──────── SELECTED EXCERPT

California officials and environmental justice advocates are cheering the first 10 years of an innovative environmental data tracking tool. CalEnviroScreen has helped focus cleanup efforts in many of the state’s disadvantaged communities.
The data tool is a collection of environmental, health and community indicators that measure an area’s environmental burden.
San Diego’s port-side communities have benefited greatly over the last decade; Barrio Logan is just one example.
The community is a mish-mash of industry and homes that consistently ranks as one of the state’s most polluted, meaning residents there carry some of California’s heaviest health burdens.
Residents know that in large part because of CalEnviroScreen. The statewide map of every census district measures risk and assigns the region a color. Green represents a light environmental burden. Red signifies a heavy burden.
“It gives us a real sense of how people are experiencing the environment in their real day to day lives,” said Yana Garcia, the secretary for California Environmental Protection Agency (CalEPA).

────────────────
──────── SUPPLIED ENTRIES

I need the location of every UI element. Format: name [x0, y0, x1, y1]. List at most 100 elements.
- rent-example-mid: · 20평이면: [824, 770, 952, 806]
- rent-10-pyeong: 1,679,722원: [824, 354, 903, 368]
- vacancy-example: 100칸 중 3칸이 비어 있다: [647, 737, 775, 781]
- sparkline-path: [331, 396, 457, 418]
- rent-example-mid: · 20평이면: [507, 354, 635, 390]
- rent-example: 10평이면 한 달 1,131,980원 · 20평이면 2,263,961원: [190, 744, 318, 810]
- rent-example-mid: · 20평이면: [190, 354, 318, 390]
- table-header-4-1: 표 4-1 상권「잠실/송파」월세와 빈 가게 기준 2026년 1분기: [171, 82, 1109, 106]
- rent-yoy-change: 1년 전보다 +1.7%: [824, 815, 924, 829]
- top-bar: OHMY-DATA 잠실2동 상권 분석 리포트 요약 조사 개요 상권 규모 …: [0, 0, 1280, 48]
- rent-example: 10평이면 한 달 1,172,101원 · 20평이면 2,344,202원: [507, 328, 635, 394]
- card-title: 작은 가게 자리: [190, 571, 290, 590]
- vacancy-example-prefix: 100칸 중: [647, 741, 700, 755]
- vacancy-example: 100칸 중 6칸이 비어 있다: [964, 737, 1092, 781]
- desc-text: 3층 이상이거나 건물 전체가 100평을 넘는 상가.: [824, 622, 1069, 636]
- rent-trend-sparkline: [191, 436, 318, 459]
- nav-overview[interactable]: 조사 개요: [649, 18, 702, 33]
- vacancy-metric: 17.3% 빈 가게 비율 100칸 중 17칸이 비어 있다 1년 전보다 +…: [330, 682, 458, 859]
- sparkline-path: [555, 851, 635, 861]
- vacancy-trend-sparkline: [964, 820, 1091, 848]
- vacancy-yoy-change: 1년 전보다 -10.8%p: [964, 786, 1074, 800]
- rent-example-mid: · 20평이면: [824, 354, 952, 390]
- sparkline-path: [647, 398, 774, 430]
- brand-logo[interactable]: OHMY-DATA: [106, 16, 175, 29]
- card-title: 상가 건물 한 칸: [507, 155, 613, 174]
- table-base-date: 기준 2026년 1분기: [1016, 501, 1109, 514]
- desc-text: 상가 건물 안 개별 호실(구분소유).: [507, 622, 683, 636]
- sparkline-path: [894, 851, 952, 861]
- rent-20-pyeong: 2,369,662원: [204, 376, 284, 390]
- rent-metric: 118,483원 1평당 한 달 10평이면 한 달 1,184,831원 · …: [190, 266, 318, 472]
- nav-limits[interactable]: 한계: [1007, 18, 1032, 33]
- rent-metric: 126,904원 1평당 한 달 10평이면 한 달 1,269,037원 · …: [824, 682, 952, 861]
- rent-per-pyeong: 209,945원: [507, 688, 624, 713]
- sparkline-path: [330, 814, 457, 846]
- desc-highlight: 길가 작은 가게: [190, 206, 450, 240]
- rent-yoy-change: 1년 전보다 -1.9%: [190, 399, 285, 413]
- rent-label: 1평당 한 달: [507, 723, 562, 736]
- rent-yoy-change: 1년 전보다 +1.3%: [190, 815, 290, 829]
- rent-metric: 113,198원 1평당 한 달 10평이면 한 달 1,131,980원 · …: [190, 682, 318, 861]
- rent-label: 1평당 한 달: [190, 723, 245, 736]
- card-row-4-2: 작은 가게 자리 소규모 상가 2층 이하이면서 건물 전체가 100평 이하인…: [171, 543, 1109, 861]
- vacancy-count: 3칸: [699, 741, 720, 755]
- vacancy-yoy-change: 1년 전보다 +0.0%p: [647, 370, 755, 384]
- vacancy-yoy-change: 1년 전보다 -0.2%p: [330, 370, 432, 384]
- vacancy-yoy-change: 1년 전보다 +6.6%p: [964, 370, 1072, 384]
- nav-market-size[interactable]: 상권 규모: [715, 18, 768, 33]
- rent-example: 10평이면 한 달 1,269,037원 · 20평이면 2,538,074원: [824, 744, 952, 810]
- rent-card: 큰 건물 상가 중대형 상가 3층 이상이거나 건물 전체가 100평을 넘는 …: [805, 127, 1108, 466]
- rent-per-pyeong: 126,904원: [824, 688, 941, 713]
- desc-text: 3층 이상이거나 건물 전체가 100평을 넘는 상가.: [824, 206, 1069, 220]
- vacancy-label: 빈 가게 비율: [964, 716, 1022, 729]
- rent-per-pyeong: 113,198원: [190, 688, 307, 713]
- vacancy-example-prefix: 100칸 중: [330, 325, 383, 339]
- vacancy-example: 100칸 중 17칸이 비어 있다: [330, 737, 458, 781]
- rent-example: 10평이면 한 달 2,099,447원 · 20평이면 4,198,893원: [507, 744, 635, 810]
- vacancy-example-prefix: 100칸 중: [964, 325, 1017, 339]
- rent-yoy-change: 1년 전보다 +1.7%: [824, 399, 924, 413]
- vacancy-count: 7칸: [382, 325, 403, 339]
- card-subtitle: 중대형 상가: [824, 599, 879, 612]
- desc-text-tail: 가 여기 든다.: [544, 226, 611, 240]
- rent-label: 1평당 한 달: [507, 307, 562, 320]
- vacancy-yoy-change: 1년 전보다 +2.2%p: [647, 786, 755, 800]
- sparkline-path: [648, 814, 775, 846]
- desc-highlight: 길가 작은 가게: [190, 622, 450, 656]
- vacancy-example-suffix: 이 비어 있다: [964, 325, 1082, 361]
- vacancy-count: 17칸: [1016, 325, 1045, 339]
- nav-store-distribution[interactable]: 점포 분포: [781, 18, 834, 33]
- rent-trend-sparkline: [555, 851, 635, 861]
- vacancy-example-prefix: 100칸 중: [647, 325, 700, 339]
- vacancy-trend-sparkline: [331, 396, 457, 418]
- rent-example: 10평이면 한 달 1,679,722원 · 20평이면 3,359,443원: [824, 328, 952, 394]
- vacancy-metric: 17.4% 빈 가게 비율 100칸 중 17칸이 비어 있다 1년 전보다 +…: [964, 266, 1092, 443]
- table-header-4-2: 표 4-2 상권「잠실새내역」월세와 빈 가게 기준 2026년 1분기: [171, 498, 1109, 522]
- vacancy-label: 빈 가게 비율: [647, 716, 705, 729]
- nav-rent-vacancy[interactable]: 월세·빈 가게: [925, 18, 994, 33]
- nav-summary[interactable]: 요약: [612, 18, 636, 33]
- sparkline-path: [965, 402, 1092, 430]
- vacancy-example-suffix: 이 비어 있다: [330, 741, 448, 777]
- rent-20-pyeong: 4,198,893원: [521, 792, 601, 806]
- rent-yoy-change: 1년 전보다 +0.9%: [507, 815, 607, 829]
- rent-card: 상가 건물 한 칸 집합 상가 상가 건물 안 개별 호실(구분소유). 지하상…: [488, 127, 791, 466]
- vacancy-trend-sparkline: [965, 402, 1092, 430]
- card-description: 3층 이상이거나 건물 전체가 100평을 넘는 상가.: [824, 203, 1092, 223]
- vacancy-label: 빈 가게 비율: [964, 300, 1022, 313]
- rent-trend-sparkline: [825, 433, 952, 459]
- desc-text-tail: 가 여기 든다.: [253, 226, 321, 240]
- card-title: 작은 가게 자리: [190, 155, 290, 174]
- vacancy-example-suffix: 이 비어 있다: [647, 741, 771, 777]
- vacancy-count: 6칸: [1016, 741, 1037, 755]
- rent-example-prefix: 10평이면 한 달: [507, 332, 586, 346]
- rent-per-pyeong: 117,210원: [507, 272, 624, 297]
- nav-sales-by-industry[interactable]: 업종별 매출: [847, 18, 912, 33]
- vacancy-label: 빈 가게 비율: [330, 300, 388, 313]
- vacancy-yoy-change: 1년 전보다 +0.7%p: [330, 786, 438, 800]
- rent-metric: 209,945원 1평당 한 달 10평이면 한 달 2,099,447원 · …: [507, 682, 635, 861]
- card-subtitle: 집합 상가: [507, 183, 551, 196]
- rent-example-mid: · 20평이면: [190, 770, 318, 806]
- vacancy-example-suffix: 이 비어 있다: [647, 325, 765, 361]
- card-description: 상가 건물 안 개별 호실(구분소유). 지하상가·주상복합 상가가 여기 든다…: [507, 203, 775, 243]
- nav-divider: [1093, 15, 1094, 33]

────────────────

= ACTIVITIES =
A: Answer these questions from the CalEnviroScreen article:
(i) How many years of the tool are being celebrated?
(ii) What color on the statewide map signifies a heavy environmental burden?
(iii) What position does Yana Garcia hold?
B: List every kind of indicator that the CalEnviroScreen article says the data tool collects.
C: Transcribe the part of the CalEnviroScreen article starting at "San Diego’s port-side" and ending at "Protection Agency (CalEPA).", word for word.
None of the items is needed for this work.

= EXPECTED RESPONSES =
A:
(i) The first 10 years.
(ii) Red.
(iii) She is the secretary for the California Environmental Protection Agency (CalEPA).

B: Environmental, health, community

C:
San Diego’s port-side communities have benefited greatly over the last decade; Barrio Logan is just one example.
The community is a mish-mash of industry and homes that consistently ranks as one of the state’s most polluted, meaning residents there carry some of California’s heaviest health burdens.
Residents know that in large part because of CalEnviroScreen. The statewide map of every census district measures risk and assigns the region a color. Green represents a light environmental burden. Red signifies a heavy burden.
“It gives us a real sense of how people are experiencing the environment in their real day to day lives,” said Yana Garcia, the secretary for California Environmental Protection Agency (CalEPA).